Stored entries
>> BEGIN

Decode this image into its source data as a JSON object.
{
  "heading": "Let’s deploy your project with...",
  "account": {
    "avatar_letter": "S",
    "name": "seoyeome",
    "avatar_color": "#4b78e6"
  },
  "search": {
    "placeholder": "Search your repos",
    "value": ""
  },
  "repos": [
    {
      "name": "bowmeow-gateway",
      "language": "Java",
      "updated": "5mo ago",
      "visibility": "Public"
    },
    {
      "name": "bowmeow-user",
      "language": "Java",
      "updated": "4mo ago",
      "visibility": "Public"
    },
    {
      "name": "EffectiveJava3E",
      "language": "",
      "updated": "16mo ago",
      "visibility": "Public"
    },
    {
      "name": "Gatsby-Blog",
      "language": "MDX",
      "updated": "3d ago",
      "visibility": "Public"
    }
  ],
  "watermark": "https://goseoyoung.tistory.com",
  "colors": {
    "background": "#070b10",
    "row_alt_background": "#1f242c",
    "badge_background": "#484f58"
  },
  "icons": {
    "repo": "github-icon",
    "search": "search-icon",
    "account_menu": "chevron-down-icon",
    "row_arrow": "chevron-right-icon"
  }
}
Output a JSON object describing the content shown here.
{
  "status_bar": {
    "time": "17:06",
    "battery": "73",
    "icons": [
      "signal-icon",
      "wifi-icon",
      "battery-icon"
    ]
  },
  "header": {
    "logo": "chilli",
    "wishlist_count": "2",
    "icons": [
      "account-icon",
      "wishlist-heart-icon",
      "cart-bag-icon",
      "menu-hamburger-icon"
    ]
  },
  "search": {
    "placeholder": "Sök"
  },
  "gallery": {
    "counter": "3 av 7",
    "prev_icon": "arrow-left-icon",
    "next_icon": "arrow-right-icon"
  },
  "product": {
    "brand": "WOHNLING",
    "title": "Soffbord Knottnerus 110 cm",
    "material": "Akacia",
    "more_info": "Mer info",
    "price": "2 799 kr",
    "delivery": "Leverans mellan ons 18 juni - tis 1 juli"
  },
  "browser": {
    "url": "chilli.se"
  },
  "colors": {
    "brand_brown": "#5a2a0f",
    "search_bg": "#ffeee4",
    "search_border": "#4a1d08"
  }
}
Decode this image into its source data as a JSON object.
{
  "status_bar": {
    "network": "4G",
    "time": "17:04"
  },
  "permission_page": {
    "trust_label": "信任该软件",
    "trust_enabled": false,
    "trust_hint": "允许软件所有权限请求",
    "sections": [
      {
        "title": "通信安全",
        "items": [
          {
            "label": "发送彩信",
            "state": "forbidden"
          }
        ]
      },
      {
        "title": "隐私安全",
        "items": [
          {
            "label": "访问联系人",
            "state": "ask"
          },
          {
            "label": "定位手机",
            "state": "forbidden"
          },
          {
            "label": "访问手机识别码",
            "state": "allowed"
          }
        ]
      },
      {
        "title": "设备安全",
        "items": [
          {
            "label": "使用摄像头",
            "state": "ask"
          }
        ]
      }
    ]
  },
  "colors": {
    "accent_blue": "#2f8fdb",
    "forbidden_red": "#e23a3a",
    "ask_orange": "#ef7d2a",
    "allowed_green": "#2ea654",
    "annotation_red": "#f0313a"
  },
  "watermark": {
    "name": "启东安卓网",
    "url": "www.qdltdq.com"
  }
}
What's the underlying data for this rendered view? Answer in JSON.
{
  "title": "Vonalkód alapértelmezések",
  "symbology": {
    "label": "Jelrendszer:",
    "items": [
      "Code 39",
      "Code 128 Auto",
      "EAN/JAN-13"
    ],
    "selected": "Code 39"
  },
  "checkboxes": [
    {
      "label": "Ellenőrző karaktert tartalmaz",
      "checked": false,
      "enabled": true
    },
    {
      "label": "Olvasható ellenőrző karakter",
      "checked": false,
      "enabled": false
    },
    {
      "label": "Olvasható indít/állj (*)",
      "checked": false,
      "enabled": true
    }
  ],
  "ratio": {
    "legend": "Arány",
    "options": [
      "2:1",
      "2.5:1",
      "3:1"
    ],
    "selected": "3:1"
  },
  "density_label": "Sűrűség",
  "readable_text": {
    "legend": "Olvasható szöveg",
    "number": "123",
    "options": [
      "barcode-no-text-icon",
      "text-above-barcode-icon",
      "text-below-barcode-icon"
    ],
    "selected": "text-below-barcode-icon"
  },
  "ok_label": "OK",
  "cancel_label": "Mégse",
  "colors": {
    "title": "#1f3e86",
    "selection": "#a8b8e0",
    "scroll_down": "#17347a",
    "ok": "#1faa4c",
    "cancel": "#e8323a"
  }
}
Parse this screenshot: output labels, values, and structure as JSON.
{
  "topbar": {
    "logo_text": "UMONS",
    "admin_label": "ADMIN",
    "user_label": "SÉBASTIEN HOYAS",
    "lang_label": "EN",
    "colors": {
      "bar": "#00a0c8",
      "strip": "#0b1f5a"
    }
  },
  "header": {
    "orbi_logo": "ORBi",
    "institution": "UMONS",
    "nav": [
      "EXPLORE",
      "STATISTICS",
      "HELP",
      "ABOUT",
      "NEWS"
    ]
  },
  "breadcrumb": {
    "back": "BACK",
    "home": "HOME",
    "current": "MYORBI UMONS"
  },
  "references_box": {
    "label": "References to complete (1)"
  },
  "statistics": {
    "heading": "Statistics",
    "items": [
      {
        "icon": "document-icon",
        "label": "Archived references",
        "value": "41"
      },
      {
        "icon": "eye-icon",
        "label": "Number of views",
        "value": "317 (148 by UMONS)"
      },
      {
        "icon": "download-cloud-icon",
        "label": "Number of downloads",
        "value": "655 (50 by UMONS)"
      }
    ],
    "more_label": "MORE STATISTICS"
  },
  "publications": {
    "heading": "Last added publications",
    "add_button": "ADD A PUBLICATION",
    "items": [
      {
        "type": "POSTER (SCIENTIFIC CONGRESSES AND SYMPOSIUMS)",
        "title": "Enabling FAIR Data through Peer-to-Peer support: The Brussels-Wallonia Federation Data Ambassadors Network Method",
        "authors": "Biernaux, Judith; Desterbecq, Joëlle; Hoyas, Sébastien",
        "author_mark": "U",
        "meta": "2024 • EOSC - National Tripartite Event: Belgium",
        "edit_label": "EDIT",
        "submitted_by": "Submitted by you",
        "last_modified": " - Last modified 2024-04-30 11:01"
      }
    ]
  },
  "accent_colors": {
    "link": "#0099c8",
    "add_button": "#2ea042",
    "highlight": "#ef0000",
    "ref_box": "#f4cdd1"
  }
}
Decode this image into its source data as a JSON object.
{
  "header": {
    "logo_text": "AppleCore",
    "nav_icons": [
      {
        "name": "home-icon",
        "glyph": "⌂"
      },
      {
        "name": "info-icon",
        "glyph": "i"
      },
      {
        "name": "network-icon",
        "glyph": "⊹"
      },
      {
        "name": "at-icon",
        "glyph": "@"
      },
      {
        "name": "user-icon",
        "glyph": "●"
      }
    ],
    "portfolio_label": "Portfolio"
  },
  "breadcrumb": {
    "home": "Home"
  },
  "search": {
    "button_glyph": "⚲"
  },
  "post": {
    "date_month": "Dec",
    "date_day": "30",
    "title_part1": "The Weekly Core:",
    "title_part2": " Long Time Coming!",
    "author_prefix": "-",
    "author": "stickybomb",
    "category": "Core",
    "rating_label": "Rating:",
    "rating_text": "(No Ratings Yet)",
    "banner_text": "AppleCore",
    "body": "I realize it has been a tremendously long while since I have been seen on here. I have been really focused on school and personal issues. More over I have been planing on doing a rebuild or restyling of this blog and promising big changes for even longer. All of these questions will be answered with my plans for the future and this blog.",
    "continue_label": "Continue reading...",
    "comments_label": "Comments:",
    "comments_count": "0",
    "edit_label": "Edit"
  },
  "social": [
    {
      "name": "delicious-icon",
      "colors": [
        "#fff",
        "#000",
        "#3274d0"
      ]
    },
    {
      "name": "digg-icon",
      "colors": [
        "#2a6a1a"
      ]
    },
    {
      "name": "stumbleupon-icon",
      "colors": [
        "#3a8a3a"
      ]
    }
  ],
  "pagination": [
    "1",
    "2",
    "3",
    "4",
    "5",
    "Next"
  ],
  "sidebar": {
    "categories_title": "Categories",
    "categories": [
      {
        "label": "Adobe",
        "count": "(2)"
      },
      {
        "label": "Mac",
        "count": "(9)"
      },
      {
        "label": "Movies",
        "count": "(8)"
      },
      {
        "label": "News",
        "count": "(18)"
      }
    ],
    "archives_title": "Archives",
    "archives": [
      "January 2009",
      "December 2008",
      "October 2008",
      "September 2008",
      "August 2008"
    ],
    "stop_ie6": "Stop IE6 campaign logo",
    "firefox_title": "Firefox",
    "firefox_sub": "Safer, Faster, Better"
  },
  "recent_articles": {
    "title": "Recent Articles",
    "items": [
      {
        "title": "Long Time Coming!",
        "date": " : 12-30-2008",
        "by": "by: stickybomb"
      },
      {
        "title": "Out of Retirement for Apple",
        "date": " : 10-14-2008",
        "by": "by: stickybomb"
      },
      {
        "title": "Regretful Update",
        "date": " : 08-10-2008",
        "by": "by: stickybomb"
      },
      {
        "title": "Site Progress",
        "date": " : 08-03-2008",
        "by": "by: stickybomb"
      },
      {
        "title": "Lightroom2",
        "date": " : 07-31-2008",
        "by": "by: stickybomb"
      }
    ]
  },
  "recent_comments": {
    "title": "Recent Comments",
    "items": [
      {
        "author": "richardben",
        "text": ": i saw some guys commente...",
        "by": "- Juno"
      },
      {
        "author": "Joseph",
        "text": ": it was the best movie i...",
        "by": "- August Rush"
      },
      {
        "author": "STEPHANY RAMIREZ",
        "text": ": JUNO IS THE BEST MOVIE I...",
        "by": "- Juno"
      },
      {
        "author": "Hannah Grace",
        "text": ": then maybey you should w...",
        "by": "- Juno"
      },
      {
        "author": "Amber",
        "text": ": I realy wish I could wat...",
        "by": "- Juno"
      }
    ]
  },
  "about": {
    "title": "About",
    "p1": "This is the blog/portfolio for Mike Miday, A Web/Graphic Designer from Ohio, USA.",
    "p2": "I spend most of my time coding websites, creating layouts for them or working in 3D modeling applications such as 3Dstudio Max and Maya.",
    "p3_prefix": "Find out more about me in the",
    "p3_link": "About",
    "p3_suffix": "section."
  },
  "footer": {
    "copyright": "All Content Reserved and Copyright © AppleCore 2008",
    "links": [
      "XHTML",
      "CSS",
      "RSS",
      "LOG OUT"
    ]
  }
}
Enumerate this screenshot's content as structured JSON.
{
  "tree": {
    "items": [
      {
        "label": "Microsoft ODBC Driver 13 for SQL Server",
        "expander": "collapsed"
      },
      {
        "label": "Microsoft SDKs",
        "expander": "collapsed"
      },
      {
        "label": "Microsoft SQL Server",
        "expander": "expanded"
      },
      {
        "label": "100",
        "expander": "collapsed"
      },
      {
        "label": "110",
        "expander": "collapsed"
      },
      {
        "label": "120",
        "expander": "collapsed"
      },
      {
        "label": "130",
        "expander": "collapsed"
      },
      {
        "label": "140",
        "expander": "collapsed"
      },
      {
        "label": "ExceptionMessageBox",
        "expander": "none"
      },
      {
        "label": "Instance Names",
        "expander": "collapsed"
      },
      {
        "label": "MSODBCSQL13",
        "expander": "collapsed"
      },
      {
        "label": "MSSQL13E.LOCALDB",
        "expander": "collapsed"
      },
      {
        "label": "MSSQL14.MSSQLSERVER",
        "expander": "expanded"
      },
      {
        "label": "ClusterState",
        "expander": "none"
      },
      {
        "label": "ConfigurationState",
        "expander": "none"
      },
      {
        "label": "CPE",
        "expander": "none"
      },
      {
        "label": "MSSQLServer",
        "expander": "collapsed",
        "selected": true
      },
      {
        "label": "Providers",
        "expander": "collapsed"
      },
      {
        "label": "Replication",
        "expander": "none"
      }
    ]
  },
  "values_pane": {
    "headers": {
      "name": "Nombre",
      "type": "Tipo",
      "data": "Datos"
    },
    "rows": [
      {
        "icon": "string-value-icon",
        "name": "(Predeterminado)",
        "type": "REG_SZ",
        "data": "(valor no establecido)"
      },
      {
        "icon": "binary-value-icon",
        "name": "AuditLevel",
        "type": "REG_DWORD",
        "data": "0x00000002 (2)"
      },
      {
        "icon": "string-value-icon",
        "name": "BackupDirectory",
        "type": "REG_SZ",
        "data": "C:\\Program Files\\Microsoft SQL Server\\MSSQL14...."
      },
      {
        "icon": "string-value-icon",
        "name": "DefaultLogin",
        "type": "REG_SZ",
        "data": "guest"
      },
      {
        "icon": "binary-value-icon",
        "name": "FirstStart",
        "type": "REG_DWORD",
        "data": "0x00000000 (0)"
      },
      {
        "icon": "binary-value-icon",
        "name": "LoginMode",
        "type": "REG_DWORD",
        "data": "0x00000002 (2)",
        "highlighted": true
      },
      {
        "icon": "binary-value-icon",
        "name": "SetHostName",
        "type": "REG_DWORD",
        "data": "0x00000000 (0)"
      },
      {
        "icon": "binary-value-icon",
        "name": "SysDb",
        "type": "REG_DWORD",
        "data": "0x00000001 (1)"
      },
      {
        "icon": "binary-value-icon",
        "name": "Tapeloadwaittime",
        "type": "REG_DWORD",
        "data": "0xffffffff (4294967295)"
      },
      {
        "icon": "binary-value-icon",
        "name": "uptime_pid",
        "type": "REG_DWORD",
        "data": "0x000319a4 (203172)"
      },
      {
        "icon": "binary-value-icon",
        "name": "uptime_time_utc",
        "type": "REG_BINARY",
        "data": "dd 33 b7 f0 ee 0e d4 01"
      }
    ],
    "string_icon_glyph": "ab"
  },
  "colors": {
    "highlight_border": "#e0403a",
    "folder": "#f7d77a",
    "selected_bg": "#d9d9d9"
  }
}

>> END

Requirement:
In the entries above, identify each line that includes the string "publications", then copy it.

The completed task:
  "publications": {
    "heading": "Last added publications",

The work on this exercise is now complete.